• What the exercise asks: Any picture among the records should be left out, please; retype the rest exactly.

○ ○ ○ ○ ○

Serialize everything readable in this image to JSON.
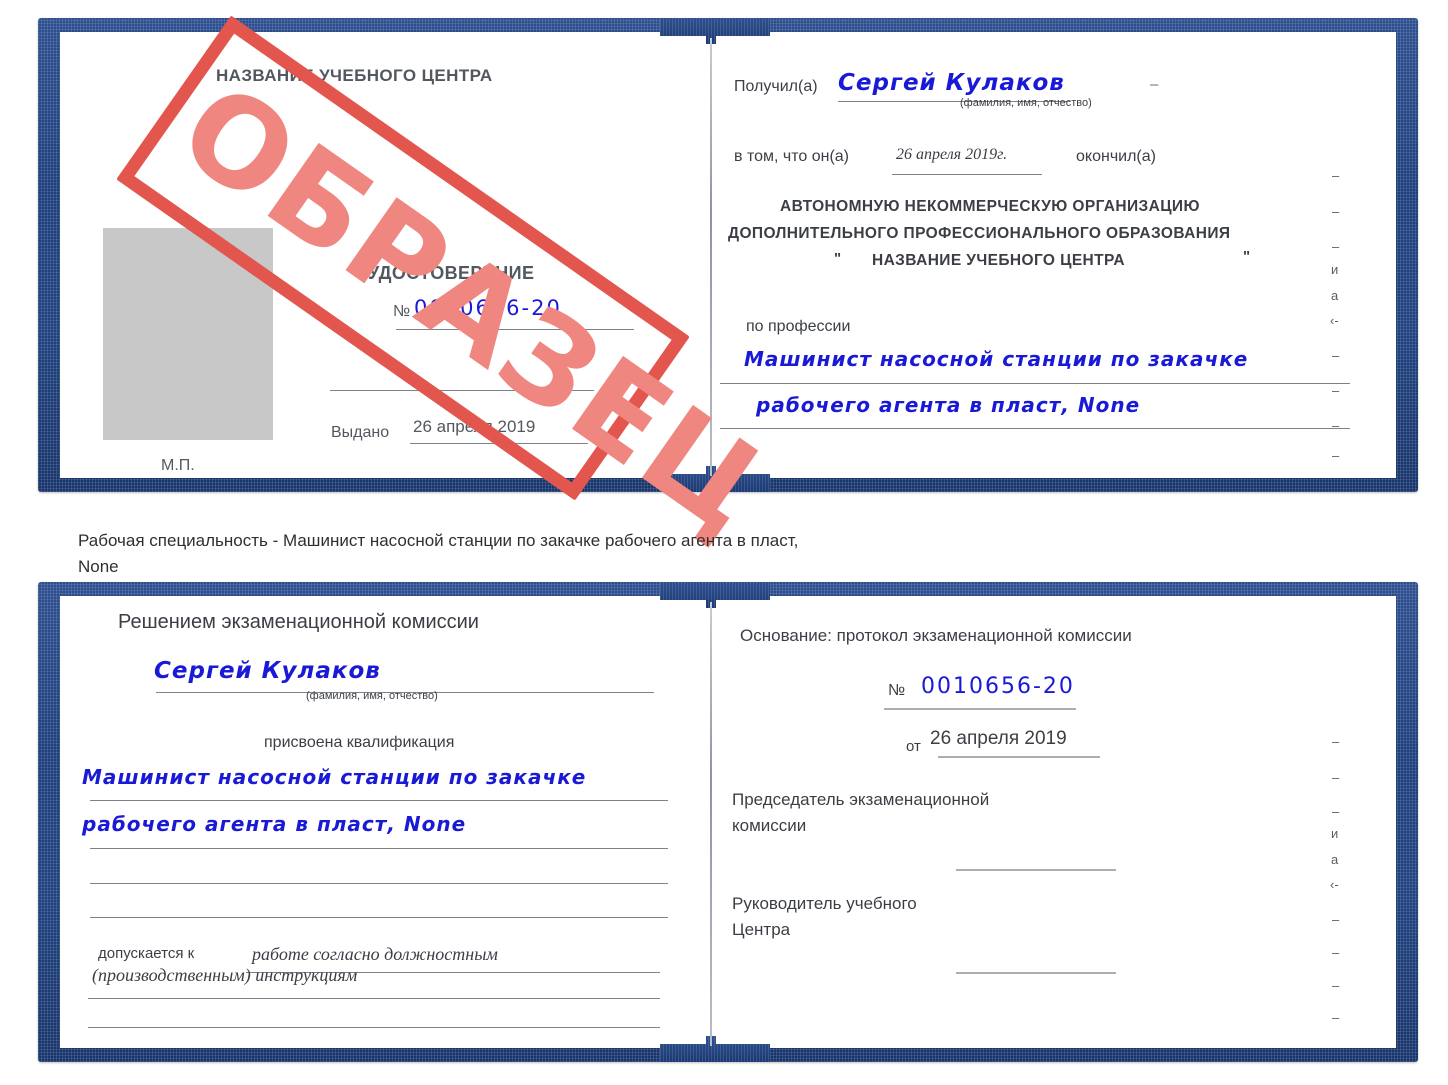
{
  "document": {
    "type": "certificate-udostoverenie",
    "stamp_label": "ОБРАЗЕЦ",
    "colors": {
      "cover_blue": "#20427f",
      "stamp_red": "#e2564e",
      "stamp_red_text": "#ef8680",
      "handwriting_blue": "#1a1ad6",
      "rule_gray": "#a9aeb5",
      "photo_placeholder_gray": "#c8c8c8",
      "page_white": "#ffffff"
    }
  },
  "top_certificate": {
    "left_page": {
      "org_title": "НАЗВАНИЕ УЧЕБНОГО ЦЕНТРА",
      "doc_type": "УДОСТОВЕРЕНИЕ",
      "number_symbol": "№",
      "number_value": "0010656-20",
      "issued_label": "Выдано",
      "issued_date": "26 апреля 2019",
      "seal_label": "М.П.",
      "photo_placeholder": ""
    },
    "right_page": {
      "received_label": "Получил(а)",
      "received_name": "Сергей Кулаков",
      "name_hint": "(фамилия, имя, отчество)",
      "that_label": "в том, что он(а)",
      "completion_date": "26 апреля 2019г.",
      "finished_label": "окончил(а)",
      "org_line1": "АВТОНОМНУЮ НЕКОММЕРЧЕСКУЮ ОРГАНИЗАЦИЮ",
      "org_line2": "ДОПОЛНИТЕЛЬНОГО ПРОФЕССИОНАЛЬНОГО ОБРАЗОВАНИЯ",
      "org_quote_open": "\"",
      "org_line3": "НАЗВАНИЕ УЧЕБНОГО ЦЕНТРА",
      "org_quote_close": "\"",
      "profession_label": "по профессии",
      "profession_line1": "Машинист насосной станции по закачке",
      "profession_line2": "рабочего агента в пласт, None",
      "edge_fragments": [
        "–",
        "–",
        "–",
        "и",
        "а",
        "‹-",
        "–",
        "–",
        "–"
      ]
    }
  },
  "caption": {
    "text": "Рабочая специальность - Машинист насосной станции по закачке рабочего агента в пласт,\nNone"
  },
  "bottom_certificate": {
    "left_page": {
      "heading": "Решением экзаменационной комиссии",
      "name": "Сергей Кулаков",
      "name_hint": "(фамилия, имя, отчество)",
      "qualification_label": "присвоена квалификация",
      "qualification_line1": "Машинист насосной станции по закачке",
      "qualification_line2": "рабочего агента в пласт, None",
      "admitted_label": "допускается к",
      "admitted_value_line1": "работе согласно должностным",
      "admitted_value_line2": "(производственным) инструкциям"
    },
    "right_page": {
      "basis_label": "Основание: протокол экзаменационной комиссии",
      "number_symbol": "№",
      "number_value": "0010656-20",
      "from_label": "от",
      "from_date": "26 апреля 2019",
      "chairman_line1": "Председатель экзаменационной",
      "chairman_line2": "комиссии",
      "head_line1": "Руководитель учебного",
      "head_line2": "Центра",
      "edge_fragments": [
        "–",
        "–",
        "–",
        "и",
        "а",
        "‹-",
        "–",
        "–",
        "–"
      ]
    }
  }
}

○ ○ ○ ○ ○

• Answer for this exercise:
Serialize everything readable in this image to JSON.
{
  "document": {
    "type": "certificate-udostoverenie",
    "stamp_label": "ОБРАЗЕЦ",
    "colors": {
      "cover_blue": "#20427f",
      "stamp_red": "#e2564e",
      "stamp_red_text": "#ef8680",
      "handwriting_blue": "#1a1ad6",
      "rule_gray": "#a9aeb5",
      "photo_placeholder_gray": "#c8c8c8",
      "page_white": "#ffffff"
    }
  },
  "top_certificate": {
    "left_page": {
      "org_title": "НАЗВАНИЕ УЧЕБНОГО ЦЕНТРА",
      "doc_type": "УДОСТОВЕРЕНИЕ",
      "number_symbol": "№",
      "number_value": "0010656-20",
      "issued_label": "Выдано",
      "issued_date": "26 апреля 2019",
      "seal_label": "М.П.",
      "photo_placeholder": ""
    },
    "right_page": {
      "received_label": "Получил(а)",
      "received_name": "Сергей Кулаков",
      "name_hint": "(фамилия, имя, отчество)",
      "that_label": "в том, что он(а)",
      "completion_date": "26 апреля 2019г.",
      "finished_label": "окончил(а)",
      "org_line1": "АВТОНОМНУЮ НЕКОММЕРЧЕСКУЮ ОРГАНИЗАЦИЮ",
      "org_line2": "ДОПОЛНИТЕЛЬНОГО ПРОФЕССИОНАЛЬНОГО ОБРАЗОВАНИЯ",
      "org_quote_open": "\"",
      "org_line3": "НАЗВАНИЕ УЧЕБНОГО ЦЕНТРА",
      "org_quote_close": "\"",
      "profession_label": "по профессии",
      "profession_line1": "Машинист насосной станции по закачке",
      "profession_line2": "рабочего агента в пласт, None",
      "edge_fragments": [
        "–",
        "–",
        "–",
        "и",
        "а",
        "‹-",
        "–",
        "–",
        "–"
      ]
    }
  },
  "caption": {
    "text": "Рабочая специальность - Машинист насосной станции по закачке рабочего агента в пласт,\nNone"
  },
  "bottom_certificate": {
    "left_page": {
      "heading": "Решением экзаменационной комиссии",
      "name": "Сергей Кулаков",
      "name_hint": "(фамилия, имя, отчество)",
      "qualification_label": "присвоена квалификация",
      "qualification_line1": "Машинист насосной станции по закачке",
      "qualification_line2": "рабочего агента в пласт, None",
      "admitted_label": "допускается к",
      "admitted_value_line1": "работе согласно должностным",
      "admitted_value_line2": "(производственным) инструкциям"
    },
    "right_page": {
      "basis_label": "Основание: протокол экзаменационной комиссии",
      "number_symbol": "№",
      "number_value": "0010656-20",
      "from_label": "от",
      "from_date": "26 апреля 2019",
      "chairman_line1": "Председатель экзаменационной",
      "chairman_line2": "комиссии",
      "head_line1": "Руководитель учебного",
      "head_line2": "Центра",
      "edge_fragments": [
        "–",
        "–",
        "–",
        "и",
        "а",
        "‹-",
        "–",
        "–",
        "–"
      ]
    }
  }
}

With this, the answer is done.